◆ **Texto para leer**

_ _ _

La primera equipación funeraria de San Adrià, proyecto de la mano de PFB y Àltima, prestará un servicio integral, próximo, de calidad y adaptado a todas las necesidades, con un horario flexible.

El Tanatorio del Litoral ha abierto puertas recientemente para empezar a prestar servicio desde la Avenida de la Catalana s/n, de Sant Adrià de Besòs. Nace de la unión de Pompas Fúnebres de Badalona y Àltima, con el objetivo de ofrecer un servicio próximo y de calidad a todas las familias de la zona. Además de ser una instalación sostenible, pretende acercarse a las necesidades de cada usuario, ofreciendo unos servicios integrales, con una atención personalizada y un horario totalmente flexible, todos los días del año.

_ _ _

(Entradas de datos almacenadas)
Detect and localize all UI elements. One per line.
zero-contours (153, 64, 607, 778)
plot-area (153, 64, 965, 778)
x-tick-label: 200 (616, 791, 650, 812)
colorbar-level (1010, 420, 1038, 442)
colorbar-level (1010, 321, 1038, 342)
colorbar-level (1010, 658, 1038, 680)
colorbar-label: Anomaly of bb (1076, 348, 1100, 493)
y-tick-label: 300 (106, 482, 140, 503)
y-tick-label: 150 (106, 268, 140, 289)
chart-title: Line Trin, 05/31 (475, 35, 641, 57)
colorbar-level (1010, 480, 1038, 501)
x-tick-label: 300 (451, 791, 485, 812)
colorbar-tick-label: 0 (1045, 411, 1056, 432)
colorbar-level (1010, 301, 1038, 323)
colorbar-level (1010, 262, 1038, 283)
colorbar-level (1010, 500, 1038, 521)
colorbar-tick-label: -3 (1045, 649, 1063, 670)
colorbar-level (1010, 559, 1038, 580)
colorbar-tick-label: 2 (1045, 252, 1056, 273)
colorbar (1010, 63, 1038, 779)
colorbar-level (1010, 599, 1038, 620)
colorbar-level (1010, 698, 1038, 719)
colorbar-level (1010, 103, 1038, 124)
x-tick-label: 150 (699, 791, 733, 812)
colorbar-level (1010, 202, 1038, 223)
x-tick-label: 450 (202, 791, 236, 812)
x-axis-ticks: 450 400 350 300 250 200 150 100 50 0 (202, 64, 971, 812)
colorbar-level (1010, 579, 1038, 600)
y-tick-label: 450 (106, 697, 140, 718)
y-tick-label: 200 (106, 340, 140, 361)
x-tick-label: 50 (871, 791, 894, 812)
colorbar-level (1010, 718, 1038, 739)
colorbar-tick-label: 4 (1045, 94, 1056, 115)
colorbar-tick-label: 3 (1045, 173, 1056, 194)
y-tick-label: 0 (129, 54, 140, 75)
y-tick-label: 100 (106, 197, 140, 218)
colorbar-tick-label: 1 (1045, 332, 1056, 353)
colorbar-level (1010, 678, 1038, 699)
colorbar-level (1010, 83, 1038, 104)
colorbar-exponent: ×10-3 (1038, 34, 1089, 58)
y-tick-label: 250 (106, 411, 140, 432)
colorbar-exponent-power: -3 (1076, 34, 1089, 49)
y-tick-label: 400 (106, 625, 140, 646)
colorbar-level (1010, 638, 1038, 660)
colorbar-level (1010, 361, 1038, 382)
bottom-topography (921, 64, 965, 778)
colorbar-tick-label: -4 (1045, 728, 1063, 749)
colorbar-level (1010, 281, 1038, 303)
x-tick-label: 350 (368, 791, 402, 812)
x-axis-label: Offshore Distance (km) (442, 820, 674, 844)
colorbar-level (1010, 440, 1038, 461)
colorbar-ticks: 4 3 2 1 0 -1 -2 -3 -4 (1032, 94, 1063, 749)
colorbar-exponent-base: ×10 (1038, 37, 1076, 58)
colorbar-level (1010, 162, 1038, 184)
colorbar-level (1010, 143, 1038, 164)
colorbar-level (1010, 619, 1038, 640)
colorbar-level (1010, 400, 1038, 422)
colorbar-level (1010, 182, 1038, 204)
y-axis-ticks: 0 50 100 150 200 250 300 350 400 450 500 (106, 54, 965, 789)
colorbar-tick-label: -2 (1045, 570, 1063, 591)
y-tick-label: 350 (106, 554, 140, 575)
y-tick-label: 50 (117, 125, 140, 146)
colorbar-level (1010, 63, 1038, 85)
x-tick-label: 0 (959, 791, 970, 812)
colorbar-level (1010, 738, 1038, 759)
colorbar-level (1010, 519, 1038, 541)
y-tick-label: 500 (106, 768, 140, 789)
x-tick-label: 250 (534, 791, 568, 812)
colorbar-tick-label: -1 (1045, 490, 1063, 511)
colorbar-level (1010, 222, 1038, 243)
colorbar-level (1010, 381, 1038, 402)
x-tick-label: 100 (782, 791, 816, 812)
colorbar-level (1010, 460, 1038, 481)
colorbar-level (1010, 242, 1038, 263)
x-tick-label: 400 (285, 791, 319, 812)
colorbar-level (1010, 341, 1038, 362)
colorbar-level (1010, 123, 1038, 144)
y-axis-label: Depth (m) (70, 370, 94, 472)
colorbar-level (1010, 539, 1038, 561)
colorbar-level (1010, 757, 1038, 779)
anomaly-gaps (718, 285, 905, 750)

_ _ _

◆ **Tus tareas**
[A] Según el texto sobre el Tanatorio del Litoral, ¿en qué dirección ha empezado a prestar servicio el tanatorio?
[B] Transcribe del texto sobre el Tanatorio del Litoral el fragmento que empieza con "El Tanatorio del" y sigue hasta "días del año.".
Las filas no guardan relación con el texto sobre el Tanatorio del Litoral.

◆ **Resultados**
[A] En la Avenida de la Catalana s/n, de Sant Adrià de Besòs.

[B]
El Tanatorio del Litoral ha abierto puertas recientemente para empezar a prestar servicio desde la Avenida de la Catalana s/n, de Sant Adrià de Besòs. Nace de la unión de Pompas Fúnebres de Badalona y Àltima, con el objetivo de ofrecer un servicio próximo y de calidad a todas las familias de la zona. Además de ser una instalación sostenible, pretende acercarse a las necesidades de cada usuario, ofreciendo unos servicios integrales, con una atención personalizada y un horario totalmente flexible, todos los días del año.